SOURCE PASSAGE
────────────────────────────────────────

Goodmail offers CertifiedEmail which according to their website does the following:

The Certified Email™ Solution
What is CertifiedEmail?
CertifiedEmail is a premium delivery option for qualifying senders that positively affects email marketing metrics. Once you have been accepted into the program, your marketing and transactional messages become trusted-class email at participating ISPs. Since they know that your email is authentic and comes from a verified sender, these ISPs convey special privileges.

100% Assured Delivery
Spam filters inadvertently send up to 20% of your permission email into junk folders. In contrast, CertifiedEmail is routed automatically to the inbox, past content and volume filters. You get 100% of your email delivered.

Links and Images Rendered by Default
Nearly all ISPs today disable links and images on default as a protection against phishing. CertifiedEmail messages are presented with all images intact and links working. Users can’t respond if they don’t see your email. With CertifiedEmail, they’ll see it.

Special Blue Ribbon Envelope Icon
ISPs specially mark all CertifiedEmail messages with a blue ribbon envelope icon, which tells consumers that your message can be trusted and is safe to respond to. The email you send as CertifiedEmail is visually differentiated from other volume messages. CertifiedEmail is marked with a blue ribbon envelope in your inbox. When you open a CertifiedEmail, you’ll see the blue ribbon envelope icon again – just outside the body of the email message.

It is troubling that large ISPs like Verizon, At&T, AOL and Yahoo are falling for this marketing nonsense. Much of the same arguments are valid against this technology as I mentioned in a previous post about Domain Keys.

────────────────────────────────────────

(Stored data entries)
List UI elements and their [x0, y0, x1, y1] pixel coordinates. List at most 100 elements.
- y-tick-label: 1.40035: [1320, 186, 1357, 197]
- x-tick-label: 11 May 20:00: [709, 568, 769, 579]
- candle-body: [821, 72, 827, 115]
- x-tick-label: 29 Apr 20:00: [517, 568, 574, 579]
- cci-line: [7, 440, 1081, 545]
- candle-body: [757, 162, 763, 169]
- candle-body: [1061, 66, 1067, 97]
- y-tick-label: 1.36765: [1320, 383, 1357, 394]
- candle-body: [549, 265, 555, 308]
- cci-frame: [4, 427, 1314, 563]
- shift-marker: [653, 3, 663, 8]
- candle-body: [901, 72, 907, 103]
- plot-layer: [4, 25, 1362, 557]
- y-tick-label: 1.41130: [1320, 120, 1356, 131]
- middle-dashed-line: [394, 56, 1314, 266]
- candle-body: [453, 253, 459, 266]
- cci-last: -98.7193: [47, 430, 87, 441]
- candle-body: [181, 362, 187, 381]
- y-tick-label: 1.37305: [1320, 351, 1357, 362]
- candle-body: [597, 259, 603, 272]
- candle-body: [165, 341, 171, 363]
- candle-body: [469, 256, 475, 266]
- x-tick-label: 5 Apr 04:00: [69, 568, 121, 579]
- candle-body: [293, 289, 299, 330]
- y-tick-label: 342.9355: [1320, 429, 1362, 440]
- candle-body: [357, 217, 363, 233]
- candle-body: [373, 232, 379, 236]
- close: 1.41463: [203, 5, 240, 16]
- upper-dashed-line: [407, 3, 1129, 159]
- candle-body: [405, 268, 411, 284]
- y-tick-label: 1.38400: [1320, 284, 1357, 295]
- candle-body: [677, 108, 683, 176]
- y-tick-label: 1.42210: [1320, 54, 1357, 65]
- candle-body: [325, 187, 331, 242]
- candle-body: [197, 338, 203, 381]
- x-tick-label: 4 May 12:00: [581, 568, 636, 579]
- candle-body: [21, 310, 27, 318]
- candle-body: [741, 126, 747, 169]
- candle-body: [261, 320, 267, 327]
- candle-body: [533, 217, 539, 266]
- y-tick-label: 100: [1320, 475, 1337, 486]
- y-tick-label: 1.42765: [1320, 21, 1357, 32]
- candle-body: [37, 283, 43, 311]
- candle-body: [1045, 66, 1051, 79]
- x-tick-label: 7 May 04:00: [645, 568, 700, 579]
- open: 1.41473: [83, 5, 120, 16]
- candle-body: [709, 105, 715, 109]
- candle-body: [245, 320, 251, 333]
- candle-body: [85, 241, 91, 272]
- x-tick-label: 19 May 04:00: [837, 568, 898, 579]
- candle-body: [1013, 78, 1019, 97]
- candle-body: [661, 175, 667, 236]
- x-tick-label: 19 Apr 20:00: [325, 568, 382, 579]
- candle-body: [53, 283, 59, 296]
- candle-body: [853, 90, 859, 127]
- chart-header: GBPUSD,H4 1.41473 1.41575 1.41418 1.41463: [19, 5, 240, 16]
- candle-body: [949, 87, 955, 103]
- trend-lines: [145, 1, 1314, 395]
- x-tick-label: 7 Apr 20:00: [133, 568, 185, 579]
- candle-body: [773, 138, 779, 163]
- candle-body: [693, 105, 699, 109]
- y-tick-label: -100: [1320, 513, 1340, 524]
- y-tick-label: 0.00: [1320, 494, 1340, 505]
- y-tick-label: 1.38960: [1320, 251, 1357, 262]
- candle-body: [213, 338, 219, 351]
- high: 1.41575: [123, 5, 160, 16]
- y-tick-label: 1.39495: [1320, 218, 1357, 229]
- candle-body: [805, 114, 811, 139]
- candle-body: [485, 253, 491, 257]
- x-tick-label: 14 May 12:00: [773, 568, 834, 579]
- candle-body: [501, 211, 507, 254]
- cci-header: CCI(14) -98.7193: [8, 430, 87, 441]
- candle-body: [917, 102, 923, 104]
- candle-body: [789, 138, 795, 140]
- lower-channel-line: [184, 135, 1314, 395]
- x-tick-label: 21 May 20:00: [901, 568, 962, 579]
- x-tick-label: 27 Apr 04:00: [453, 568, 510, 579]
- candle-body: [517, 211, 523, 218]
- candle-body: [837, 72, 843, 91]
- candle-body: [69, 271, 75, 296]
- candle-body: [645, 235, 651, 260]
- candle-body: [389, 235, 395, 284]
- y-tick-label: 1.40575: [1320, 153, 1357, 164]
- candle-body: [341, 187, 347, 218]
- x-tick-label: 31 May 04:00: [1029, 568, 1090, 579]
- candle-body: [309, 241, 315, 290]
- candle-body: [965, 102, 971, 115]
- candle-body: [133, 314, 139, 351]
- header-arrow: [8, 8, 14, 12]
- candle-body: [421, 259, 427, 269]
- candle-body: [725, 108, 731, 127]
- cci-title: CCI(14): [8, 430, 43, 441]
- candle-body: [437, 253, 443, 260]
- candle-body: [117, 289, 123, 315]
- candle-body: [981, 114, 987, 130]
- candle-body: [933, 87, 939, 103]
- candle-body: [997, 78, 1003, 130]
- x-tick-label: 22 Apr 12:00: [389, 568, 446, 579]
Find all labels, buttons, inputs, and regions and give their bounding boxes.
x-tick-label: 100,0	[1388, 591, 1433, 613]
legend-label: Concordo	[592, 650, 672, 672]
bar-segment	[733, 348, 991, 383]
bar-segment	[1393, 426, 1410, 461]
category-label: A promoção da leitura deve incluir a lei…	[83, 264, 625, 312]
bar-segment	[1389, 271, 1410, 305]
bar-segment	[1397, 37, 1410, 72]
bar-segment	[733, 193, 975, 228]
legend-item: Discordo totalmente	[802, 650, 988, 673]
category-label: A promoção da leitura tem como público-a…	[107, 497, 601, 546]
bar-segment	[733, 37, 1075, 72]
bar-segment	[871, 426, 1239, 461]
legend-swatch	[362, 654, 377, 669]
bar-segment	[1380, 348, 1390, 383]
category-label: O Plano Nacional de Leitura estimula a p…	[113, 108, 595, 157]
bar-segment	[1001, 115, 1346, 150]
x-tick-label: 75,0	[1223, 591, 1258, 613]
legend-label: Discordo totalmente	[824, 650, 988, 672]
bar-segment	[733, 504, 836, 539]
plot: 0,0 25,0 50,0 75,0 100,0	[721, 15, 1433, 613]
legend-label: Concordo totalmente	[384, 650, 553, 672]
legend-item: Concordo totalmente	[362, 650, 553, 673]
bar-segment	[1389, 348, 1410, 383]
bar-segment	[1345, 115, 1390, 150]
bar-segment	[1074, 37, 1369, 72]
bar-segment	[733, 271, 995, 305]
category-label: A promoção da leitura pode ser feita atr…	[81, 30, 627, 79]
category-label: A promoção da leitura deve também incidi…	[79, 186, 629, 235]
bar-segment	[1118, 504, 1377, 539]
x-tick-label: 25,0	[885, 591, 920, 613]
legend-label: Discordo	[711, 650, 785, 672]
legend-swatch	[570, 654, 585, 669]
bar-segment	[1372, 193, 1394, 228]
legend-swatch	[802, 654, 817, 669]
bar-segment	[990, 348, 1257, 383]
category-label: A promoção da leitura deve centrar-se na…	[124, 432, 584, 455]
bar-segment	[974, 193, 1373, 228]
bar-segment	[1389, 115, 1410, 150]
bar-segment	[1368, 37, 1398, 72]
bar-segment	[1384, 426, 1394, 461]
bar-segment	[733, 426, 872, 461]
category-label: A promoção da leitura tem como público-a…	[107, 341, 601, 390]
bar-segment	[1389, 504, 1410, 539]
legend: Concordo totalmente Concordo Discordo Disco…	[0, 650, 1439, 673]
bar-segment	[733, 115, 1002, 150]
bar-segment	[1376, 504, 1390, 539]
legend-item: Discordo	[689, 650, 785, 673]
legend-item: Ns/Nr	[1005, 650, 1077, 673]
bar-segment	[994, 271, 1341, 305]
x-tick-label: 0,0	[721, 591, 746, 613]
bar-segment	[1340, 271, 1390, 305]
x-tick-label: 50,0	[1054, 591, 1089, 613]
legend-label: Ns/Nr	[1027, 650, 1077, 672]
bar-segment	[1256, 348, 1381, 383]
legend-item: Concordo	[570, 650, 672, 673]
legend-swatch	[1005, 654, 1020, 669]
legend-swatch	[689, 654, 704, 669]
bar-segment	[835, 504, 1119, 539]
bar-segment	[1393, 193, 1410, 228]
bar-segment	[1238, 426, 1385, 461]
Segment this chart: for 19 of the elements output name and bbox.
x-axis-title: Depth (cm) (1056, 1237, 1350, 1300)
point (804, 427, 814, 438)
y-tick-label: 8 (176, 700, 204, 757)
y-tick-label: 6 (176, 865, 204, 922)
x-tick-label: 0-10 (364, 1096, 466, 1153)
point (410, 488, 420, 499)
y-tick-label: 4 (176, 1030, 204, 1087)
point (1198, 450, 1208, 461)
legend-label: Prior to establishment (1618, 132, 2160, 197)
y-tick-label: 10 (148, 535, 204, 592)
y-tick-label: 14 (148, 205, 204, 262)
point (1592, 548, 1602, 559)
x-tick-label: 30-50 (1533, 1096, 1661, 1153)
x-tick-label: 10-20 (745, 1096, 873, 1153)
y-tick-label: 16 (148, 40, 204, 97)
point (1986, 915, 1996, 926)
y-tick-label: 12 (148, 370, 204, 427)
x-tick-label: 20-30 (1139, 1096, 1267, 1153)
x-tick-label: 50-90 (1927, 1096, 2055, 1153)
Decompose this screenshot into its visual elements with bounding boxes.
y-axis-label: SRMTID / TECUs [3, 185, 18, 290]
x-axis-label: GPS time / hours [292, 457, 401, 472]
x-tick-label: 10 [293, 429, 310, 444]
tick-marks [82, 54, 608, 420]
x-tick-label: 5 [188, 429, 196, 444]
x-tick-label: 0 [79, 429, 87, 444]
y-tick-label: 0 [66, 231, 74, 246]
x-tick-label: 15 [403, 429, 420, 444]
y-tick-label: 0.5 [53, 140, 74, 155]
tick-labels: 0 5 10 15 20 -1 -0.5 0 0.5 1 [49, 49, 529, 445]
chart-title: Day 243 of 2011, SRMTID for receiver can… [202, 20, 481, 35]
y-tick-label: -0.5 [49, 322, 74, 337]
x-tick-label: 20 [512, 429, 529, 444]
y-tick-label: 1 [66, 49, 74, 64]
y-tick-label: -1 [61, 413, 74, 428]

────────────────────────────────────────

EXERCISE REQUIREMENTS
What comes next in the passage on Goodmail's CertifiedEmail service? Continue it from its last sentence.

YOUR RESPONSE
Even worse in this technology are the 100% delivery guarantee and the guarantee that images are displayed in the e-mail client. Of course these are handy guarantees if you are a legit mass mailer but two major problems pop up in my mind.

A promise of 100% delivery guarantee is something no one can ever make good. The reason for this is that the sender does not control the final destination (my mail client/mail server). If the receiver has a spam system which does not care about GoodMail, then it falls back on the usual spam detection filters. I wonder how GoodMail’s legit mass mailers will react when they see that the 100% they bought isn’t really what they thought it would be. The same goes for the displaying of images. You cannot guarantee that if you don’t control the end point.

The other problem is the scary thought that some of the CertfiedEmail senders might get owned by a spammer and become zombie hosts in the spammer’s botnets. In this scenario, the spammer will be able to send out CertifiedEmail by using the zombies as a relay point. This would be great from the spammer’s point of view because much of the spam filters get bypassed.

Still not a good solution for the spam issue, it seems.